# DATA FOR THIS TASK
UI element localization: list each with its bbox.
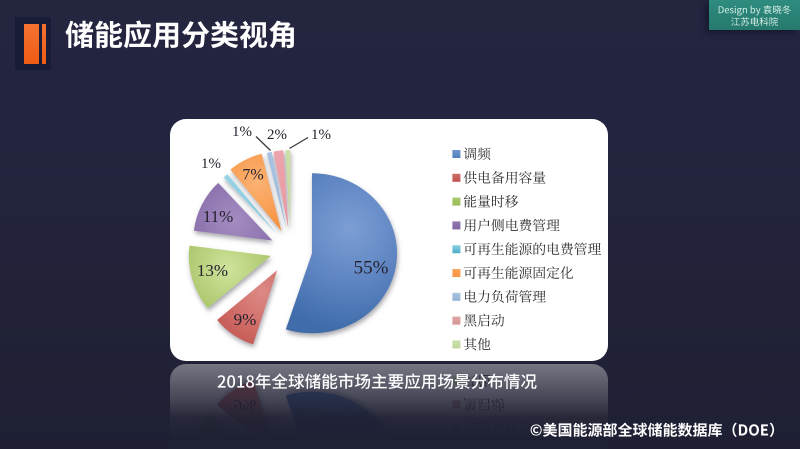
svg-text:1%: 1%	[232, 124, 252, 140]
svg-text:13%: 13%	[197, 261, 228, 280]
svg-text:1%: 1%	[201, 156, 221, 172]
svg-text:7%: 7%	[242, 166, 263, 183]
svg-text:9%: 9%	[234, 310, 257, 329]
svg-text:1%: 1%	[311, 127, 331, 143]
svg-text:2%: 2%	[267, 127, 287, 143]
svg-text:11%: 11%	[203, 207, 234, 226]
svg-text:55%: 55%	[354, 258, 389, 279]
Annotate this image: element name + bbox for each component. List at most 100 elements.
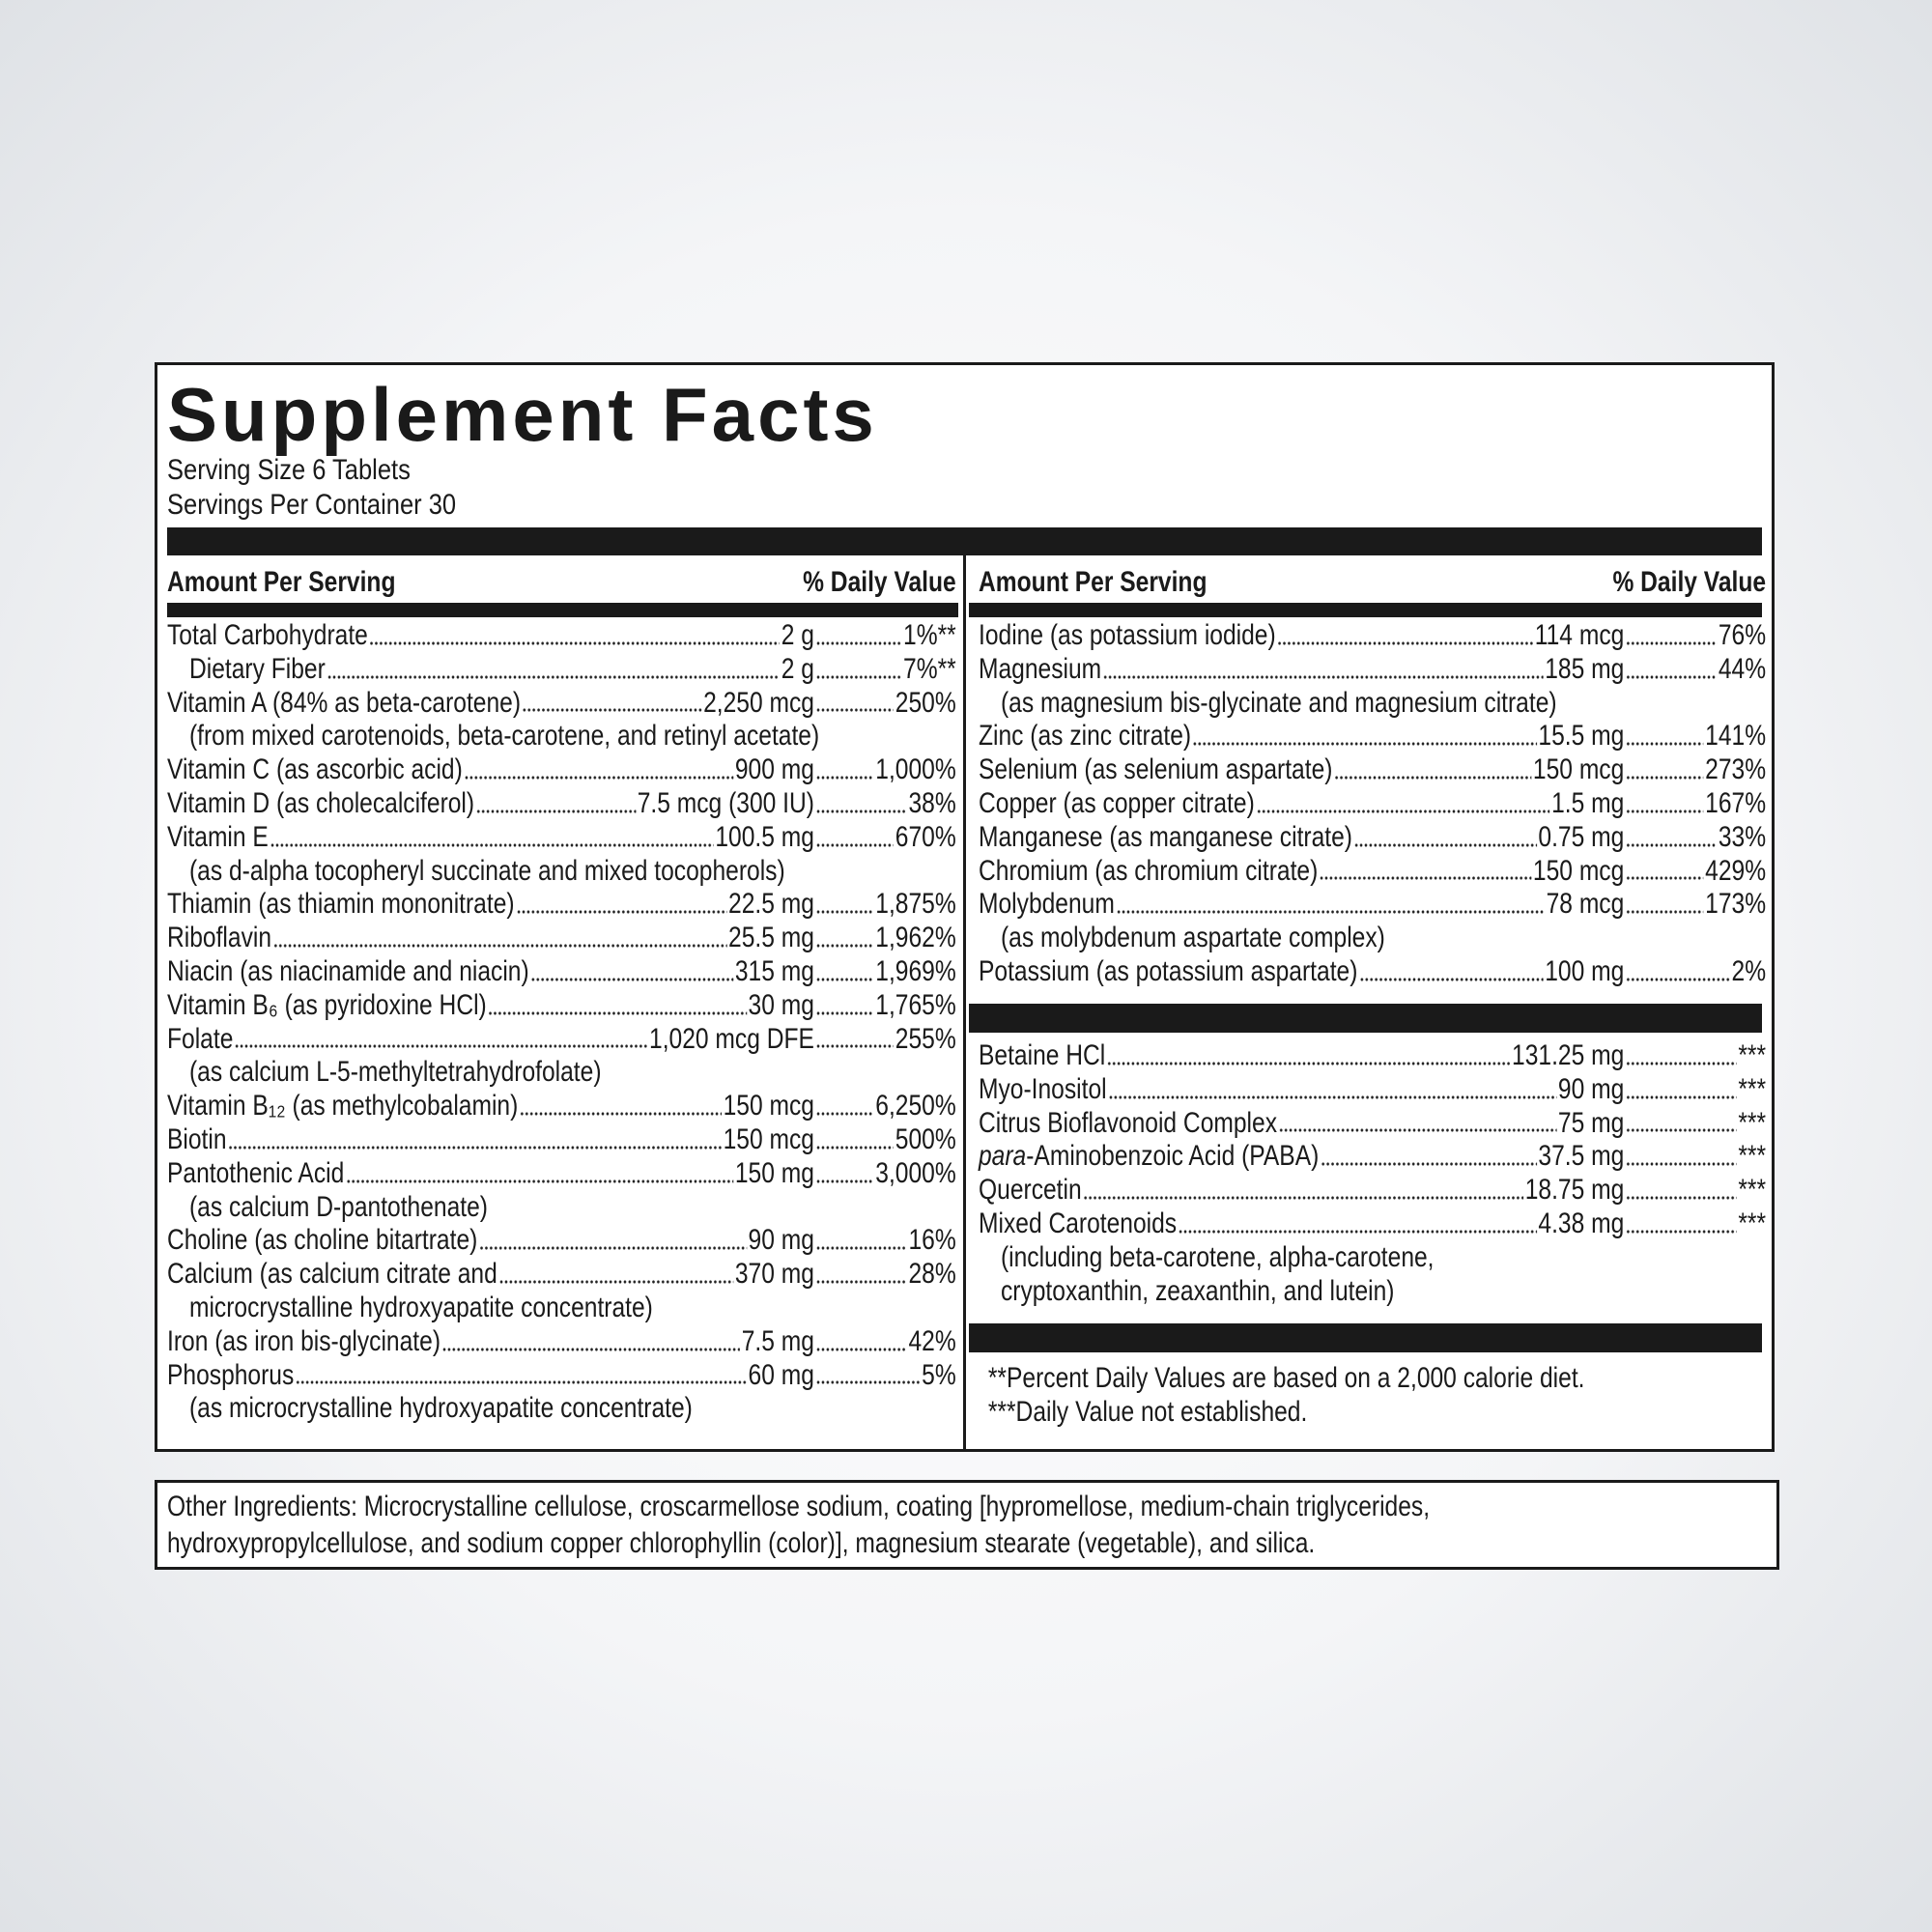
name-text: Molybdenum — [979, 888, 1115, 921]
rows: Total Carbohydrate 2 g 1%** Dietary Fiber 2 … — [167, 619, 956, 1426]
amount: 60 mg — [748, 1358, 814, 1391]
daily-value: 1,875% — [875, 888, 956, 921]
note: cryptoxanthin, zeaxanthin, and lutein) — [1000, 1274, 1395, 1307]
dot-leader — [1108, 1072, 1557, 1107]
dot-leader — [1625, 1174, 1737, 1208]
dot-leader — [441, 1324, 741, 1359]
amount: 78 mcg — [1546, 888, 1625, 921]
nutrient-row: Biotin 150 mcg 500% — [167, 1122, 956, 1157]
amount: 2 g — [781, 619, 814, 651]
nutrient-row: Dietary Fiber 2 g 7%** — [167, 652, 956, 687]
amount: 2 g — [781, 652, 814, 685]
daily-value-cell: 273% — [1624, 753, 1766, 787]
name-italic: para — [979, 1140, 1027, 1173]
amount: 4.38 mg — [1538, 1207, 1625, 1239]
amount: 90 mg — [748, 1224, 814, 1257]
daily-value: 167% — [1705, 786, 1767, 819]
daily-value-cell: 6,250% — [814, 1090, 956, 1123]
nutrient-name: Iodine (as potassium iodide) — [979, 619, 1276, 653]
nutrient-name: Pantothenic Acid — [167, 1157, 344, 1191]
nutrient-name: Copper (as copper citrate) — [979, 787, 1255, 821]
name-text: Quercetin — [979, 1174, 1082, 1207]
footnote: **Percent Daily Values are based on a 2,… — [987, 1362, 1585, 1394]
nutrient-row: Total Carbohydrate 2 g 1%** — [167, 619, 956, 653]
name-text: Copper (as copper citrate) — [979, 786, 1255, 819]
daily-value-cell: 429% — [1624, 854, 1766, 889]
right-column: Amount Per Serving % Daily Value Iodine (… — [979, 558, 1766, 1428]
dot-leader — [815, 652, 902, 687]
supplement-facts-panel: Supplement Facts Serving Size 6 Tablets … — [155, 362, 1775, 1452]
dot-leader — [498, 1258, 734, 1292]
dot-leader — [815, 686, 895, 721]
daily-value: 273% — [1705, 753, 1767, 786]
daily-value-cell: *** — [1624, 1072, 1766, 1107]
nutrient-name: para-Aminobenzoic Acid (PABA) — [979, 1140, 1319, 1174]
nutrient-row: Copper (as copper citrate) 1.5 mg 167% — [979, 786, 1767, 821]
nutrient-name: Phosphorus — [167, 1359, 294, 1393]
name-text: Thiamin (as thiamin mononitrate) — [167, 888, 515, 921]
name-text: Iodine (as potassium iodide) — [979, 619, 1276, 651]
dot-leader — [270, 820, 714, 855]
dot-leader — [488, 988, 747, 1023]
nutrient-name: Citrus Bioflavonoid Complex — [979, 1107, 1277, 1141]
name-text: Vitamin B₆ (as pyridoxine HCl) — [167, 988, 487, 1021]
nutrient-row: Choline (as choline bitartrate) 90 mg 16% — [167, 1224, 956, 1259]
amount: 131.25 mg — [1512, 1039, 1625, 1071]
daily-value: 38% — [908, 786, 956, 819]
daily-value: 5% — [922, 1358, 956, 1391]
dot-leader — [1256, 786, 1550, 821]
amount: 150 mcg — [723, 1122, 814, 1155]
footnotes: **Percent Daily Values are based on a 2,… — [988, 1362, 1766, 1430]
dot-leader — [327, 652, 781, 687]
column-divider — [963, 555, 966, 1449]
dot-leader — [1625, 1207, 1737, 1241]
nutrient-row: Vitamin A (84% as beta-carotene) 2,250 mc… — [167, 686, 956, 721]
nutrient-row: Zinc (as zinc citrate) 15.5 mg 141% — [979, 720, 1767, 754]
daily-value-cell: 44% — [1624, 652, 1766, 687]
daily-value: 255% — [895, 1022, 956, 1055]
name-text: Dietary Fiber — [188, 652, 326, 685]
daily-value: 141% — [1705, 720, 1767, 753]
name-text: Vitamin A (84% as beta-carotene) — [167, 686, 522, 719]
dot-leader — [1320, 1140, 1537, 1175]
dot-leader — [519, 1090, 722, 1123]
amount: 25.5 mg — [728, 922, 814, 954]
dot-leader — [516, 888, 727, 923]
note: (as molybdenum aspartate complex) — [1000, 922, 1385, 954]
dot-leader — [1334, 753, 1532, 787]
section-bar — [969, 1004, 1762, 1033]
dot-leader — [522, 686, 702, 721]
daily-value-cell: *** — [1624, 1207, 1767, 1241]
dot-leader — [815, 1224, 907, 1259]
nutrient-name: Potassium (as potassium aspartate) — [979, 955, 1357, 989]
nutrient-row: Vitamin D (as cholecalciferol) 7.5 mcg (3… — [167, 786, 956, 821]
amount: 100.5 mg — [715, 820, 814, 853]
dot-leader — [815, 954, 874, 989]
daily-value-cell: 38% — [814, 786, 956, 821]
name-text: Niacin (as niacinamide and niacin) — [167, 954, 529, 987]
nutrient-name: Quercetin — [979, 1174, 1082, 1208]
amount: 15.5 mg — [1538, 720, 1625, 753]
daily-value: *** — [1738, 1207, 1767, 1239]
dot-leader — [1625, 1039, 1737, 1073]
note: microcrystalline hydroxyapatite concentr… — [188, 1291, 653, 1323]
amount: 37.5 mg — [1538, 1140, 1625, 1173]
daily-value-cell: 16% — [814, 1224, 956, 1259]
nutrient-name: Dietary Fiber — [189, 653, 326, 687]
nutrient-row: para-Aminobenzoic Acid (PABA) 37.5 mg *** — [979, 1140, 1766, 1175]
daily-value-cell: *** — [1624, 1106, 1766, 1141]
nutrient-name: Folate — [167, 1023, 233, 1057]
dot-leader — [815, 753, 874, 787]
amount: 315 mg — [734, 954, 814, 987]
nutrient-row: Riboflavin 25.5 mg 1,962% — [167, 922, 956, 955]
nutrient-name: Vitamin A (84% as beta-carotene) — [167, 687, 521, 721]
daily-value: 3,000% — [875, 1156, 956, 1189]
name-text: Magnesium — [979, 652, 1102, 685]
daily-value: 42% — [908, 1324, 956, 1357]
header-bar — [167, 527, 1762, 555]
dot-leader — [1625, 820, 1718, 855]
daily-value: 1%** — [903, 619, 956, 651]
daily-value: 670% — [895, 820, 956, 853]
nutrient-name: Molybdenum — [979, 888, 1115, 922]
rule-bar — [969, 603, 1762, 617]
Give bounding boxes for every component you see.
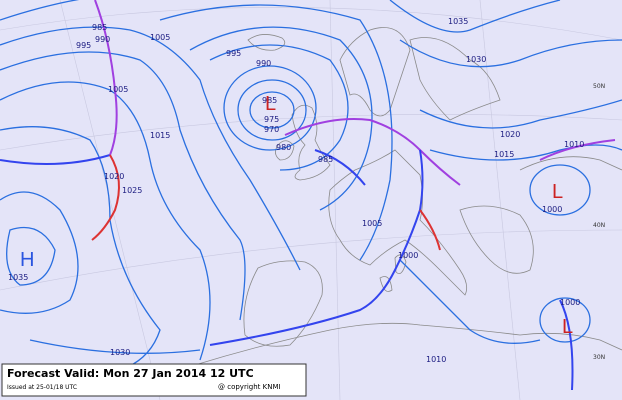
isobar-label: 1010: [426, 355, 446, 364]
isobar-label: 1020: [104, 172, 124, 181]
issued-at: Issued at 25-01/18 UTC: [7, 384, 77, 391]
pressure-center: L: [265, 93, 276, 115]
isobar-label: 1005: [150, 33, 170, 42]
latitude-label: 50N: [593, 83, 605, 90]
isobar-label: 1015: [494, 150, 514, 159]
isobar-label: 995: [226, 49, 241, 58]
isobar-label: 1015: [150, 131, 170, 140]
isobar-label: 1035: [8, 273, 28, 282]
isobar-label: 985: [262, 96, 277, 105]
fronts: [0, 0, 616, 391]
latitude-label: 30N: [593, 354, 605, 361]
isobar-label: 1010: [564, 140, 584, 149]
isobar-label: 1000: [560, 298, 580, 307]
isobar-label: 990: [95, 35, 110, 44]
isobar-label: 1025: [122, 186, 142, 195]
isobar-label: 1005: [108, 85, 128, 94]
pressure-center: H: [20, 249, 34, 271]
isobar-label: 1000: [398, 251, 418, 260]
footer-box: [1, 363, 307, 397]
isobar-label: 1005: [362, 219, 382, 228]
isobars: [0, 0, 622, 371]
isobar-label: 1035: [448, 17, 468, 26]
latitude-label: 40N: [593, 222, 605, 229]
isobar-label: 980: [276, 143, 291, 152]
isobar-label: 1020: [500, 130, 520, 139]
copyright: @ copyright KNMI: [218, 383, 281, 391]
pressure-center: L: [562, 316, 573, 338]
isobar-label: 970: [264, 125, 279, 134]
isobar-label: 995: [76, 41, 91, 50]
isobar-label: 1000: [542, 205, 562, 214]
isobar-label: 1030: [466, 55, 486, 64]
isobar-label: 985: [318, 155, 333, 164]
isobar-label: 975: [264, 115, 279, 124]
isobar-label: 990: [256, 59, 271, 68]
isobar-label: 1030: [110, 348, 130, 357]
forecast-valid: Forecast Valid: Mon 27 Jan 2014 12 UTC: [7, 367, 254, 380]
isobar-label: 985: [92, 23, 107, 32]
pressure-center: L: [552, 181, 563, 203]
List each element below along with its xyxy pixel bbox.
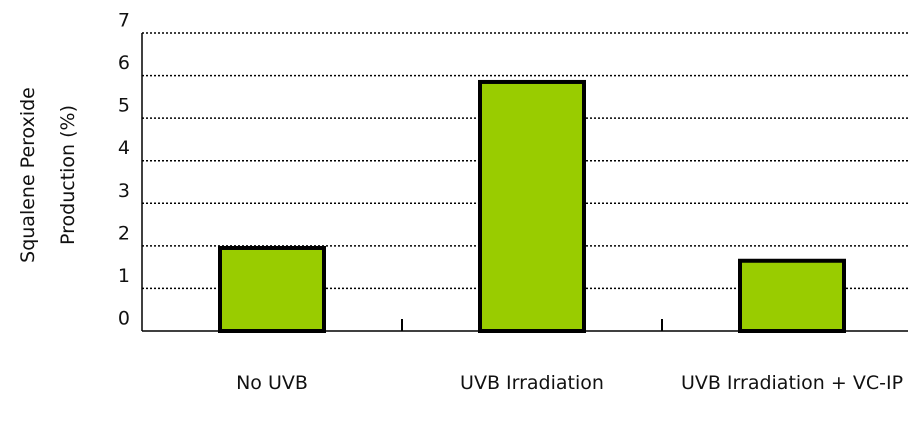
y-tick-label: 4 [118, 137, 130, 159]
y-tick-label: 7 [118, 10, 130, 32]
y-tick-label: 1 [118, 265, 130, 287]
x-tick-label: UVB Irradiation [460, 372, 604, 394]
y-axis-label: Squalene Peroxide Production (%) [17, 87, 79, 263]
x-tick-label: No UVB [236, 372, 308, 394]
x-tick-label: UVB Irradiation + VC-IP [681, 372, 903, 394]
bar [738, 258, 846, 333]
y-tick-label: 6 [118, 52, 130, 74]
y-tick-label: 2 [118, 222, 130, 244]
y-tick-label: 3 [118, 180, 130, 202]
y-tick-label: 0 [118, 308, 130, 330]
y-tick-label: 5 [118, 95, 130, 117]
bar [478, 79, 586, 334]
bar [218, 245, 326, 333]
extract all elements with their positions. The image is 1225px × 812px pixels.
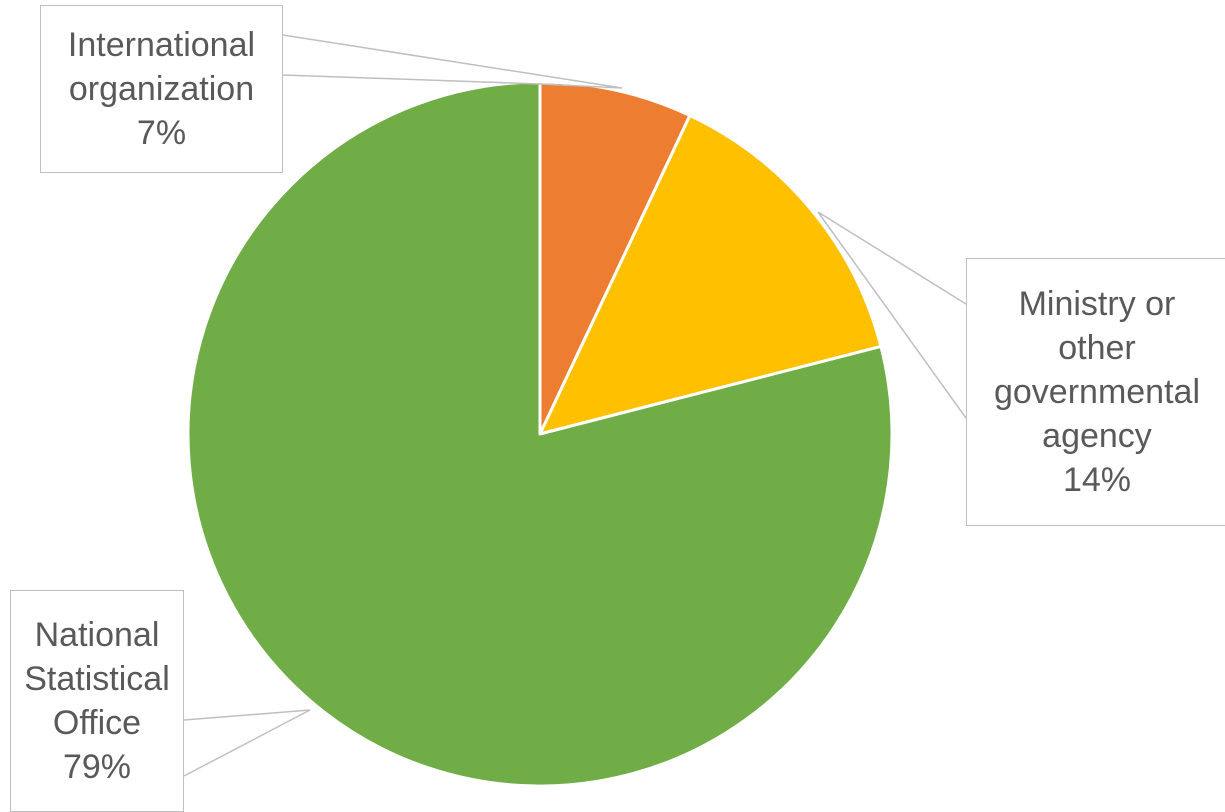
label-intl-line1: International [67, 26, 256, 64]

# EXERCISE AIM
Retype the stretch of the listing from the line containing "isobar-label: 1010: [426, 355, 446, 364]" through the line containing "isobar-label: 1015: [494, 150, 514, 159]", including both of those lines and keeping every character unchanged.

# RESULT FOR THIS TASK
isobar-label: 1010: [426, 355, 446, 364]
isobar-label: 1020: [104, 172, 124, 181]
issued-at: Issued at 25-01/18 UTC: [7, 384, 77, 391]
pressure-center: L: [265, 93, 276, 115]
isobar-label: 1005: [150, 33, 170, 42]
latitude-label: 50N: [593, 83, 605, 90]
isobar-label: 1015: [494, 150, 514, 159]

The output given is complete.